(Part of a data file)
##########

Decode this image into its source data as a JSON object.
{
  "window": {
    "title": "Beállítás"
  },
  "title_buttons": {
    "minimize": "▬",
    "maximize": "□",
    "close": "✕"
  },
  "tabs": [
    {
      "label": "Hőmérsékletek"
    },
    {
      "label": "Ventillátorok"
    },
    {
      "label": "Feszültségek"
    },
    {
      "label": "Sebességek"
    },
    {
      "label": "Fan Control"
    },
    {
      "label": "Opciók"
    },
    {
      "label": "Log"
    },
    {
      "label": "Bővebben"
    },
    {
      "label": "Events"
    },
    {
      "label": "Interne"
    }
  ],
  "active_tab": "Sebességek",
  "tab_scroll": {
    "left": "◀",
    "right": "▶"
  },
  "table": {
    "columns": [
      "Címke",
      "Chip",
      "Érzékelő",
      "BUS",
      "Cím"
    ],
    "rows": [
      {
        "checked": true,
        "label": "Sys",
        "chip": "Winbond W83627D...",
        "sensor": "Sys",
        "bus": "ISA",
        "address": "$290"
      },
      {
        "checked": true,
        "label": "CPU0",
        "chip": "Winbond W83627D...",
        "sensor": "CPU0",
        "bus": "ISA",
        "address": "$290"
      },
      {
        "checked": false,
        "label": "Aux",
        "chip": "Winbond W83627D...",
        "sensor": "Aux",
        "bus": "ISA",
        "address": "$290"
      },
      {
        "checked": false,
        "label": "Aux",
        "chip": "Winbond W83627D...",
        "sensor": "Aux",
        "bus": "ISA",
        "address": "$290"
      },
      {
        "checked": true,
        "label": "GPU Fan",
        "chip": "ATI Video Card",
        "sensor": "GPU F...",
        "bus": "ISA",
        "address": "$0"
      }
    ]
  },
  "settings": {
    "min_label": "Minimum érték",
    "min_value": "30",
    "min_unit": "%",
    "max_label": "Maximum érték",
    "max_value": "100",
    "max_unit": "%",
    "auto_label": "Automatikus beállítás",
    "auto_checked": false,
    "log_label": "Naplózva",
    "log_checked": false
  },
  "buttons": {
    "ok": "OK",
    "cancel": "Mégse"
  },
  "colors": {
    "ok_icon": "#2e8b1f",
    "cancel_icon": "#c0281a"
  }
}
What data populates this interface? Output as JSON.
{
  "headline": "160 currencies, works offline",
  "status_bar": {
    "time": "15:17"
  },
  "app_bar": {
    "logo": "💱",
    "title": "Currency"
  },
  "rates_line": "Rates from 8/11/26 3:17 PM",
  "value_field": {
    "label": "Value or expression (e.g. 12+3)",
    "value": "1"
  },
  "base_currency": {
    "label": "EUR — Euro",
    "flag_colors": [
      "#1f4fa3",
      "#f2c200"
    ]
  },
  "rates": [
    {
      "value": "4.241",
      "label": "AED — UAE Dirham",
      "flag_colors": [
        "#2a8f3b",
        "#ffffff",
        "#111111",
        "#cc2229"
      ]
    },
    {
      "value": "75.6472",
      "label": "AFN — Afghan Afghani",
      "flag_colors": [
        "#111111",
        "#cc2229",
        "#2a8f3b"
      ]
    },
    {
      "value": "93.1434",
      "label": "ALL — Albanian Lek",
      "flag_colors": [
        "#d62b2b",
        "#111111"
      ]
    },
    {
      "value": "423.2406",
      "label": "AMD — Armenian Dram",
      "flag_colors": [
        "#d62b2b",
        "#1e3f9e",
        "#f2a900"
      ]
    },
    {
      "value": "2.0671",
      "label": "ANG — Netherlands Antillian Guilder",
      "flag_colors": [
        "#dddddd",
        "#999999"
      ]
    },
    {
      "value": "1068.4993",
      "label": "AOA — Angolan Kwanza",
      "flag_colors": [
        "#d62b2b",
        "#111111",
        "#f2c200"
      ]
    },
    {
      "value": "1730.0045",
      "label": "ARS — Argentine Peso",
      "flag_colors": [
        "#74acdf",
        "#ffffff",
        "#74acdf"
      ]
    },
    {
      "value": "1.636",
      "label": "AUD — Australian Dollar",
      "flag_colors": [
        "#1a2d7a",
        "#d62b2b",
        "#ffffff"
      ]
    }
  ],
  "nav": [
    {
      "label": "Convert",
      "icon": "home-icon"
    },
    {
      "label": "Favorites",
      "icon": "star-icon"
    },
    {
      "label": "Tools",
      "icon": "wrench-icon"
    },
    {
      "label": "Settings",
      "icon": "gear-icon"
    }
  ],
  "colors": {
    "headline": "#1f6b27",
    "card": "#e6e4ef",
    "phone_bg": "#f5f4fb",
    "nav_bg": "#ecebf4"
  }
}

##########

Every entry needs to be retyped exactly.

[Reply to the exercise]
Decode this image into its source data as a JSON object.
{
  "window": {
    "title": "Beállítás"
  },
  "title_buttons": {
    "minimize": "▬",
    "maximize": "□",
    "close": "✕"
  },
  "tabs": [
    {
      "label": "Hőmérsékletek"
    },
    {
      "label": "Ventillátorok"
    },
    {
      "label": "Feszültségek"
    },
    {
      "label": "Sebességek"
    },
    {
      "label": "Fan Control"
    },
    {
      "label": "Opciók"
    },
    {
      "label": "Log"
    },
    {
      "label": "Bővebben"
    },
    {
      "label": "Events"
    },
    {
      "label": "Interne"
    }
  ],
  "active_tab": "Sebességek",
  "tab_scroll": {
    "left": "◀",
    "right": "▶"
  },
  "table": {
    "columns": [
      "Címke",
      "Chip",
      "Érzékelő",
      "BUS",
      "Cím"
    ],
    "rows": [
      {
        "checked": true,
        "label": "Sys",
        "chip": "Winbond W83627D...",
        "sensor": "Sys",
        "bus": "ISA",
        "address": "$290"
      },
      {
        "checked": true,
        "label": "CPU0",
        "chip": "Winbond W83627D...",
        "sensor": "CPU0",
        "bus": "ISA",
        "address": "$290"
      },
      {
        "checked": false,
        "label": "Aux",
        "chip": "Winbond W83627D...",
        "sensor": "Aux",
        "bus": "ISA",
        "address": "$290"
      },
      {
        "checked": false,
        "label": "Aux",
        "chip": "Winbond W83627D...",
        "sensor": "Aux",
        "bus": "ISA",
        "address": "$290"
      },
      {
        "checked": true,
        "label": "GPU Fan",
        "chip": "ATI Video Card",
        "sensor": "GPU F...",
        "bus": "ISA",
        "address": "$0"
      }
    ]
  },
  "settings": {
    "min_label": "Minimum érték",
    "min_value": "30",
    "min_unit": "%",
    "max_label": "Maximum érték",
    "max_value": "100",
    "max_unit": "%",
    "auto_label": "Automatikus beállítás",
    "auto_checked": false,
    "log_label": "Naplózva",
    "log_checked": false
  },
  "buttons": {
    "ok": "OK",
    "cancel": "Mégse"
  },
  "colors": {
    "ok_icon": "#2e8b1f",
    "cancel_icon": "#c0281a"
  }
}
What data populates this interface? Output as JSON.
{
  "headline": "160 currencies, works offline",
  "status_bar": {
    "time": "15:17"
  },
  "app_bar": {
    "logo": "💱",
    "title": "Currency"
  },
  "rates_line": "Rates from 8/11/26 3:17 PM",
  "value_field": {
    "label": "Value or expression (e.g. 12+3)",
    "value": "1"
  },
  "base_currency": {
    "label": "EUR — Euro",
    "flag_colors": [
      "#1f4fa3",
      "#f2c200"
    ]
  },
  "rates": [
    {
      "value": "4.241",
      "label": "AED — UAE Dirham",
      "flag_colors": [
        "#2a8f3b",
        "#ffffff",
        "#111111",
        "#cc2229"
      ]
    },
    {
      "value": "75.6472",
      "label": "AFN — Afghan Afghani",
      "flag_colors": [
        "#111111",
        "#cc2229",
        "#2a8f3b"
      ]
    },
    {
      "value": "93.1434",
      "label": "ALL — Albanian Lek",
      "flag_colors": [
        "#d62b2b",
        "#111111"
      ]
    },
    {
      "value": "423.2406",
      "label": "AMD — Armenian Dram",
      "flag_colors": [
        "#d62b2b",
        "#1e3f9e",
        "#f2a900"
      ]
    },
    {
      "value": "2.0671",
      "label": "ANG — Netherlands Antillian Guilder",
      "flag_colors": [
        "#dddddd",
        "#999999"
      ]
    },
    {
      "value": "1068.4993",
      "label": "AOA — Angolan Kwanza",
      "flag_colors": [
        "#d62b2b",
        "#111111",
        "#f2c200"
      ]
    },
    {
      "value": "1730.0045",
      "label": "ARS — Argentine Peso",
      "flag_colors": [
        "#74acdf",
        "#ffffff",
        "#74acdf"
      ]
    },
    {
      "value": "1.636",
      "label": "AUD — Australian Dollar",
      "flag_colors": [
        "#1a2d7a",
        "#d62b2b",
        "#ffffff"
      ]
    }
  ],
  "nav": [
    {
      "label": "Convert",
      "icon": "home-icon"
    },
    {
      "label": "Favorites",
      "icon": "star-icon"
    },
    {
      "label": "Tools",
      "icon": "wrench-icon"
    },
    {
      "label": "Settings",
      "icon": "gear-icon"
    }
  ],
  "colors": {
    "headline": "#1f6b27",
    "card": "#e6e4ef",
    "phone_bg": "#f5f4fb",
    "nav_bg": "#ecebf4"
  }
}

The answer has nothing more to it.